I just posted on another thread that I wasn't going to buy any more publications shorter than full-length novels!  

Then, you have to go and post these!!  

So, I one-clicked them.  

It's an addiction, I tell you, an addiction!


----------



## jrector (May 24, 2009)

That's great, thanks for posting.


----------



## Marshall (Apr 7, 2009)

Thanks RedAdept... It's not often I get to feel like a drug dealer standing on a corner peddling my wares.


----------



## telracs (Jul 12, 2009)

Anybody else know the Tom Lehrer song, "the old dope peddler?"  That's what I'm humming as I click your book....

and I swore that I wouldn't buy anything else until next week when I hope to get amazon gift cards for my birthday.


----------



## Lynn McNamee (Jan 8, 2009)

Yeah, all you guys are just hiding behind that "Author" moniker. You are actually pushers.

→ PROBLEMS TO WORK ON
**1)** Reproduce the forum thread between "That's great, thanks" and "peddling my wares.", inclusive, renaming "drug dealer" to "candy seller".
**2)** In the forum thread, what does telracs hope to get for a birthday?
Rely only on the forum thread.

→ RECORDS SHOWN
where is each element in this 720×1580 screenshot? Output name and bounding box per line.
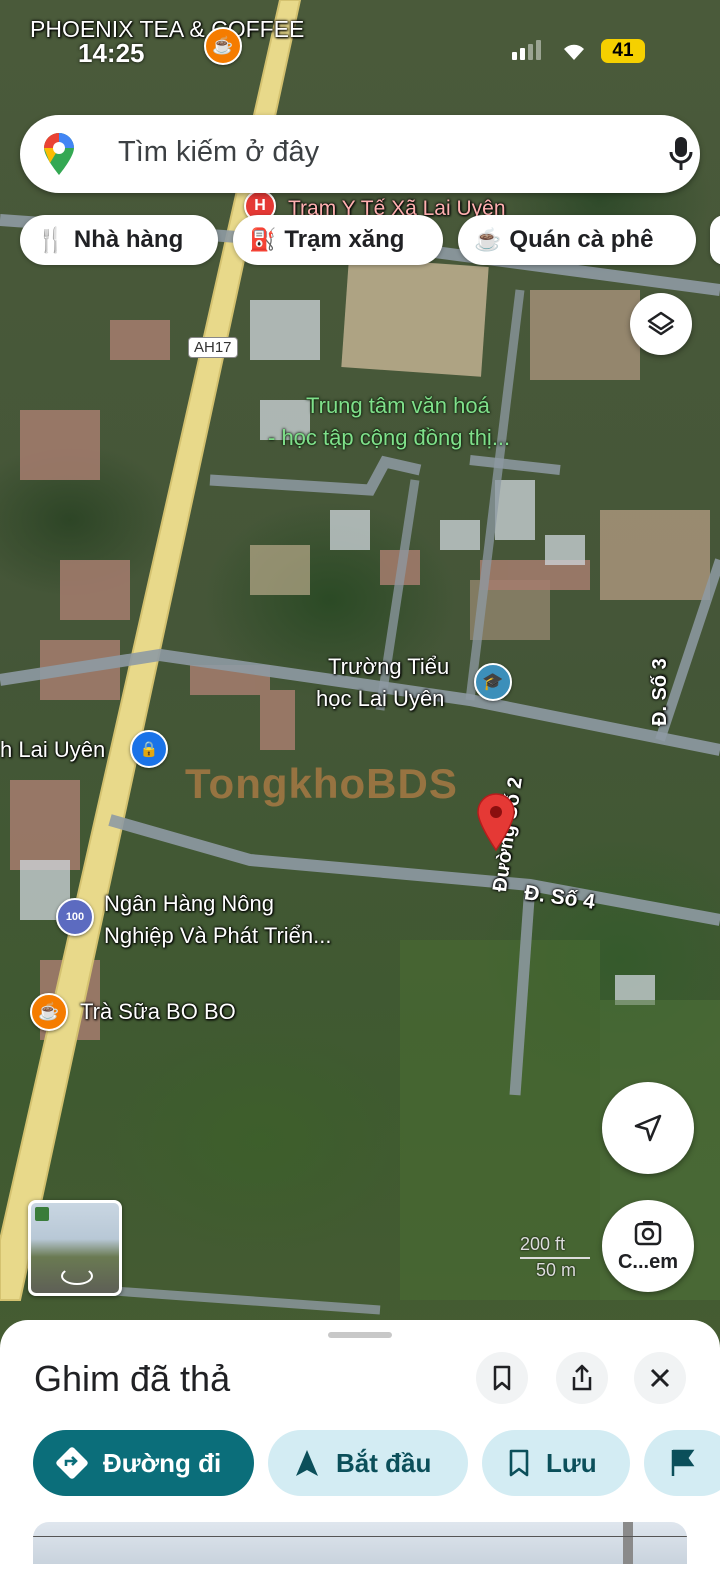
chip-more[interactable] [710,215,720,265]
flag-icon [671,1449,695,1476]
government-icon[interactable]: 🔒 [130,730,168,768]
scale-line [520,1257,590,1259]
chip-coffee-label: Quán cà phê [509,226,654,253]
share-icon [572,1364,592,1391]
close-button[interactable] [634,1352,686,1404]
start-button[interactable]: Bắt đầu [268,1430,468,1496]
search-input[interactable]: Tìm kiếm ở đây [118,136,319,169]
chip-gas-stations[interactable]: ⛽ Trạm xăng [233,215,443,265]
fork-knife-icon: 🍴 [36,226,66,254]
bank-label-1[interactable]: Ngân Hàng Nông [104,891,274,916]
start-label: Bắt đầu [336,1447,432,1478]
scale-bar: 200 ft 50 m [520,1232,600,1282]
chip-restaurants[interactable]: 🍴 Nhà hàng [20,215,218,265]
navigation-arrow-icon [634,1114,662,1142]
microphone-icon[interactable] [668,135,694,173]
utility-pole [623,1522,633,1564]
directions-label: Đường đi [103,1447,222,1478]
gas-pump-icon: ⛽ [249,227,277,252]
lai-uyen-label[interactable]: h Lai Uyên [0,737,105,762]
dropped-pin-icon[interactable] [474,790,518,852]
cafe-icon[interactable]: ☕ [30,993,68,1031]
sheet-title: Ghim đã thả [34,1358,231,1399]
lens-camera-icon [634,1220,662,1245]
bank-icon[interactable]: 100 [56,898,94,936]
battery-icon: 41 [601,39,645,63]
save-icon-button[interactable] [476,1352,528,1404]
chip-restaurants-label: Nhà hàng [73,226,184,253]
power-line [33,1536,687,1537]
directions-button[interactable]: Đường đi [33,1430,254,1496]
school-label-2[interactable]: học Lai Uyên [316,686,444,711]
wifi-icon [560,40,588,62]
coffee-cup-icon: ☕ [474,227,502,252]
maps-pin-logo-icon [44,133,74,175]
bookmark-icon [493,1365,511,1391]
close-icon [650,1368,670,1388]
camera-label: C...em [617,1250,679,1273]
scale-m: 50 m [536,1260,577,1280]
layers-button[interactable] [630,293,692,355]
share-button[interactable] [556,1352,608,1404]
place-photo-preview[interactable] [33,1522,687,1564]
culture-center-label-1[interactable]: Trung tâm văn hoá [306,393,490,418]
school-label-1[interactable]: Trường Tiểu [328,654,449,679]
street-view-badge-icon [35,1207,49,1221]
bank-label-2[interactable]: Nghiệp Và Phát Triển... [104,923,331,948]
my-location-button[interactable] [602,1082,694,1174]
status-bar: 14:25 41 [0,0,720,100]
school-icon[interactable]: 🎓 [474,663,512,701]
rotate-360-icon [61,1267,93,1285]
status-time: 14:25 [78,38,145,68]
signal-icon [512,40,541,60]
road-3-label: Đ. Số 3 [649,658,671,726]
search-bar[interactable]: Tìm kiếm ở đây [20,115,700,193]
directions-icon [56,1447,88,1479]
label-button[interactable] [644,1430,720,1496]
chip-coffee[interactable]: ☕ Quán cà phê [458,215,696,265]
sheet-drag-handle[interactable] [328,1332,392,1338]
layers-icon [647,311,675,336]
culture-center-label-2[interactable]: - học tập cộng đồng thị... [268,425,510,450]
save-button[interactable]: Lưu [482,1430,630,1496]
chip-gas-label: Trạm xăng [284,226,405,253]
highway-shield: AH17 [188,337,238,358]
navigation-start-icon [296,1450,318,1476]
milktea-label[interactable]: Trà Sữa BO BO [80,999,236,1024]
watermark-text: TongkhoBDS [185,760,458,807]
save-label: Lưu [546,1447,597,1478]
scale-ft: 200 ft [520,1234,566,1254]
bookmark-outline-icon [509,1449,529,1477]
camera-lens-button[interactable]: C...em [602,1200,694,1292]
street-view-thumbnail[interactable] [28,1200,122,1296]
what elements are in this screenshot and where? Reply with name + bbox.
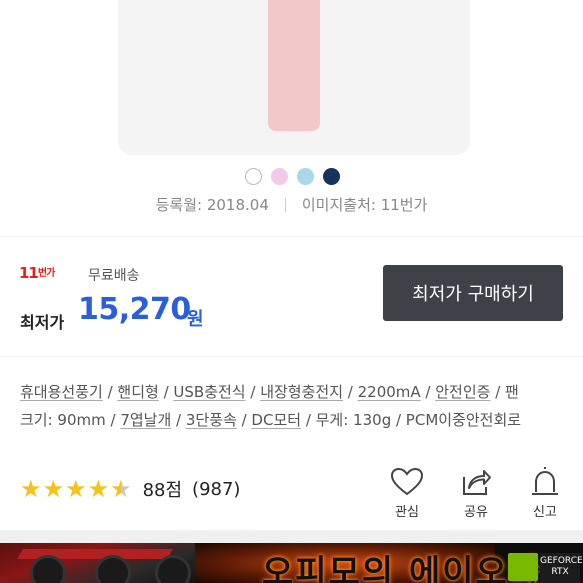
share-button[interactable]: 공유: [450, 467, 502, 520]
rating-score[interactable]: 88점: [143, 476, 182, 502]
heart-icon: [390, 467, 424, 496]
siren-icon: [532, 467, 558, 495]
spec-tag-link[interactable]: 휴대용선풍기: [20, 383, 103, 401]
spec-text: /: [171, 411, 186, 429]
logo-suffix: 번가: [37, 268, 55, 279]
swatch-white[interactable]: [245, 168, 262, 185]
like-label: 관심: [395, 505, 419, 520]
graphics-card-image: [0, 543, 195, 583]
product-meta: 등록월: 2018.04 이미지출처: 11번가: [0, 194, 583, 215]
price-currency: 원: [187, 309, 204, 330]
star-half-icon: ★: [110, 475, 132, 503]
buy-lowest-price-button[interactable]: 최저가 구매하기: [383, 265, 563, 321]
ad-banner[interactable]: 오피모의 에이오다 GEFORCE RTX: [0, 543, 583, 583]
spec-text: / 팬: [490, 383, 519, 401]
spec-text: /: [420, 383, 436, 401]
spec-line-2: 크기: 90mm / 7엽날개 / 3단풍속 / DC모터 / 무게: 130g…: [20, 406, 580, 434]
product-fan-handle: [268, 0, 320, 131]
price-value: 15,270: [78, 292, 191, 327]
review-count[interactable]: (987): [192, 479, 240, 500]
swatch-pink[interactable]: [271, 168, 288, 185]
spec-line-1: 휴대용선풍기 / 핸디형 / USB충전식 / 내장형충전지 / 2200mA …: [20, 378, 580, 406]
section-separator: [0, 530, 583, 543]
swatch-navy[interactable]: [323, 168, 340, 185]
registered-date: 등록월: 2018.04: [155, 196, 269, 214]
spec-tag-link[interactable]: USB충전식: [173, 383, 245, 401]
spec-tag-link[interactable]: 2200mA: [358, 383, 421, 401]
gpu-fan: [30, 555, 66, 583]
nvidia-logo: [508, 553, 538, 581]
spec-tag-link[interactable]: 내장형충전지: [260, 383, 343, 401]
seller-logo: 11번가: [19, 264, 55, 282]
price-label: 최저가: [20, 313, 65, 332]
star-icon: ★: [87, 475, 110, 503]
spec-text: /: [236, 411, 252, 429]
spec-text: /: [102, 383, 118, 401]
gpu-fan: [95, 555, 131, 583]
logo-number: 11: [19, 264, 39, 282]
spec-tag-link[interactable]: 안전인증: [435, 383, 490, 401]
report-label: 신고: [533, 505, 557, 520]
share-label: 공유: [464, 505, 488, 520]
star-icon: ★: [65, 475, 87, 503]
rtx-badge: GEFORCE RTX: [540, 553, 583, 583]
spec-text: /: [343, 383, 358, 401]
banner-headline: 오피모의 에이오다: [262, 553, 543, 583]
star-icon: ★: [42, 475, 65, 503]
spec-text: /: [245, 383, 261, 401]
spec-list: 휴대용선풍기 / 핸디형 / USB충전식 / 내장형충전지 / 2200mA …: [20, 378, 580, 434]
divider: [0, 356, 583, 357]
image-source: 이미지출처: 11번가: [301, 196, 428, 214]
gpu-fan: [155, 555, 191, 583]
swatch-sky-blue[interactable]: [297, 168, 314, 185]
color-swatches: [245, 168, 340, 185]
spec-tag-link[interactable]: 3단풍속: [186, 411, 237, 429]
like-button[interactable]: 관심: [381, 467, 433, 520]
share-icon: [463, 470, 491, 495]
shipping-info: 무료배송: [88, 268, 140, 284]
spec-tag-link[interactable]: 핸디형: [117, 383, 158, 401]
spec-text: /: [158, 383, 174, 401]
divider: [0, 236, 583, 237]
spec-tag-link[interactable]: 7엽날개: [120, 411, 171, 429]
meta-divider: [284, 198, 286, 212]
report-button[interactable]: 신고: [519, 467, 571, 520]
spec-tag-link[interactable]: DC모터: [251, 411, 301, 429]
spec-text: 크기: 90mm /: [20, 411, 121, 429]
spec-text: / 무게: 130g / PCM이중안전회로: [301, 411, 522, 429]
star-icon: ★: [20, 475, 42, 503]
rating: ★ ★ ★ ★ ★ 88점 (987): [20, 476, 240, 502]
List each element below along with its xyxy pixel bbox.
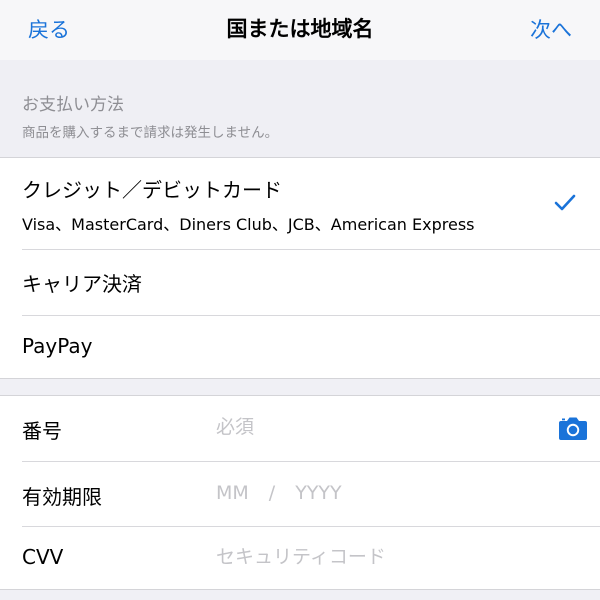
payment-option-sublabel: Visa、MasterCard、Diners Club、JCB、American… <box>22 215 475 234</box>
card-number-row: 番号 <box>0 396 600 461</box>
payment-option-paypay[interactable]: PayPay <box>0 316 600 380</box>
cvv-input[interactable] <box>216 542 546 572</box>
payment-option-label: クレジット／デビットカード <box>22 178 282 202</box>
card-details-form: 番号 有効期限 MM / YYYY CVV <box>0 395 600 590</box>
payment-option-carrier[interactable]: キャリア決済 <box>0 250 600 315</box>
payment-section-header: お支払い方法 商品を購入するまで請求は発生しません。 <box>0 60 600 157</box>
payment-option-label: キャリア決済 <box>22 272 142 296</box>
payment-option-label: PayPay <box>22 334 93 358</box>
section-subtitle: 商品を購入するまで請求は発生しません。 <box>22 125 279 141</box>
expiry-month-placeholder: MM <box>216 482 249 504</box>
expiry-separator: / <box>268 482 276 504</box>
payment-method-list: クレジット／デビットカード Visa、MasterCard、Diners Clu… <box>0 157 600 379</box>
cvv-row: CVV <box>0 527 600 591</box>
expiry-row: 有効期限 MM / YYYY <box>0 462 600 526</box>
expiry-label: 有効期限 <box>22 485 102 509</box>
navigation-bar: 戻る 国または地域名 次へ <box>0 0 600 60</box>
next-button[interactable]: 次へ <box>530 14 572 44</box>
card-number-input[interactable] <box>216 412 526 442</box>
card-number-label: 番号 <box>22 419 62 443</box>
expiry-year-placeholder: YYYY <box>295 482 342 504</box>
cvv-label: CVV <box>22 545 64 569</box>
checkmark-icon <box>554 194 576 211</box>
section-title: お支払い方法 <box>22 95 124 115</box>
payment-option-card[interactable]: クレジット／デビットカード Visa、MasterCard、Diners Clu… <box>0 158 600 249</box>
camera-icon[interactable] <box>558 415 588 441</box>
expiry-input[interactable]: MM / YYYY <box>216 482 342 504</box>
page-title: 国または地域名 <box>226 17 374 41</box>
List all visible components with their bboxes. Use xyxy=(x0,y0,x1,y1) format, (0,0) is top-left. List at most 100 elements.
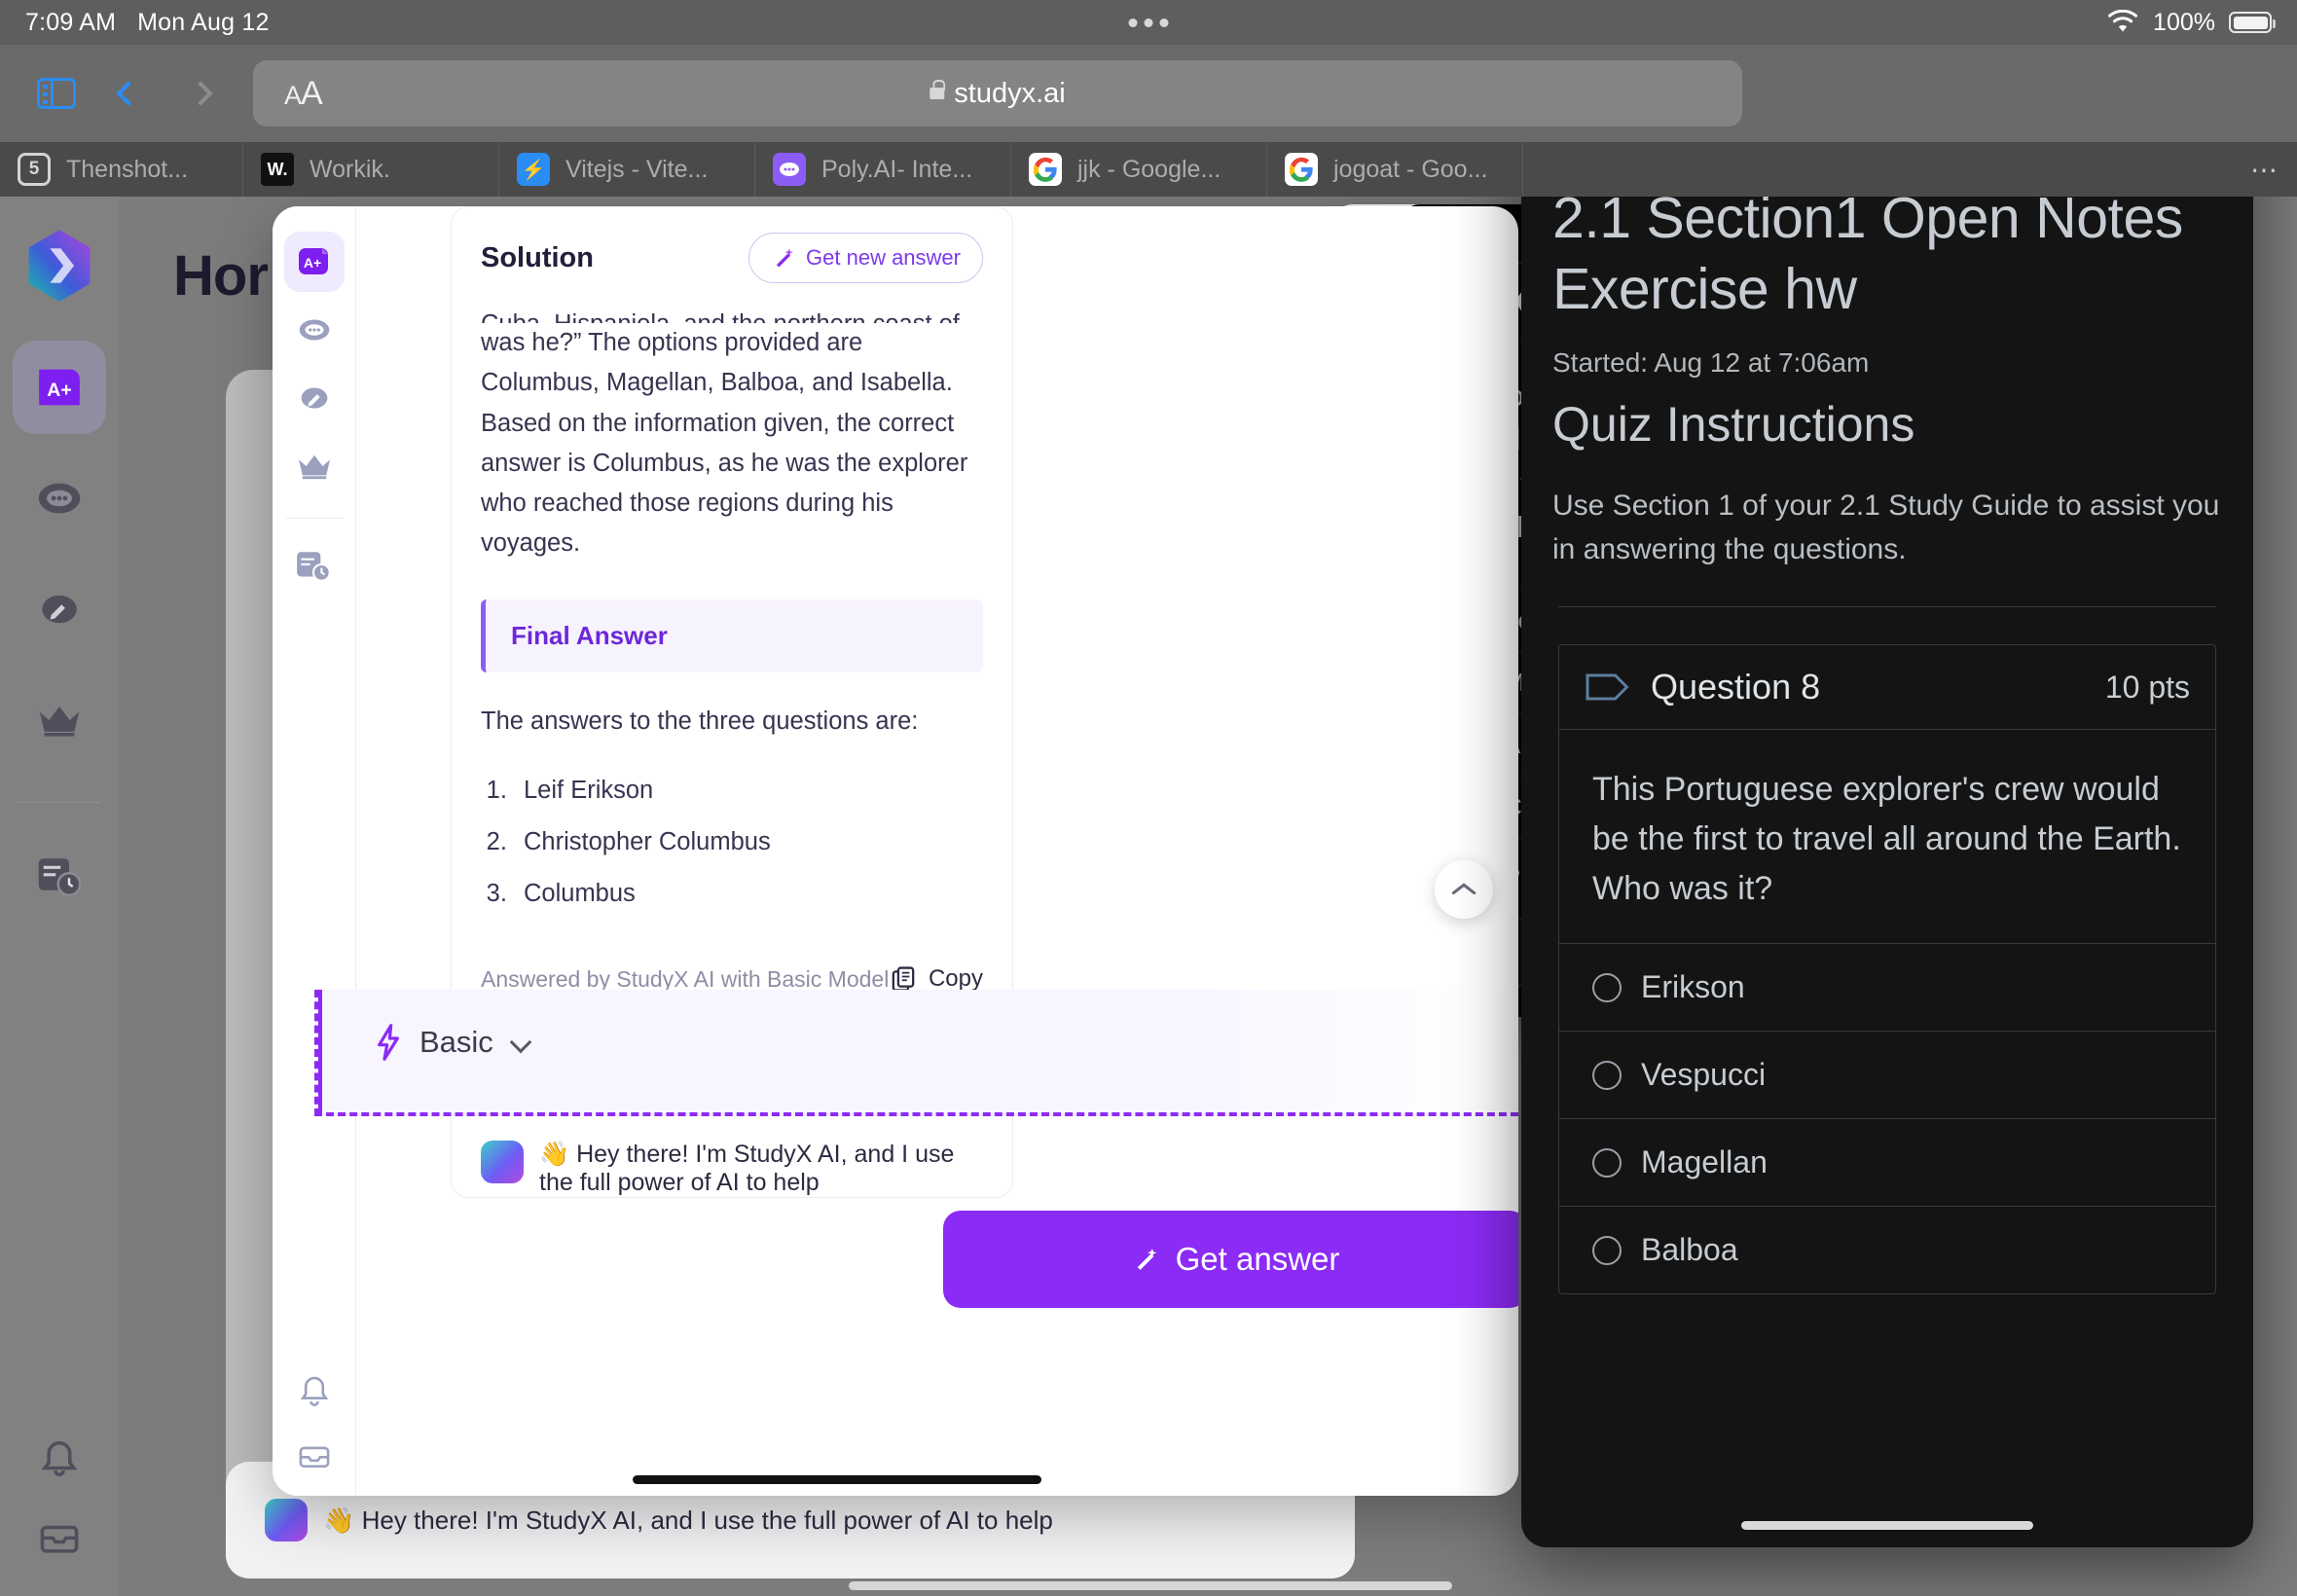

→ RESULTS OF THE EXERCISE
**1)**
That's great, thanks for posting.


----------



## Marshall (Apr 7, 2009)

Thanks RedAdept... It's not often I get to feel like a candy seller standing on a corner peddling my wares.

**2)** Amazon gift cards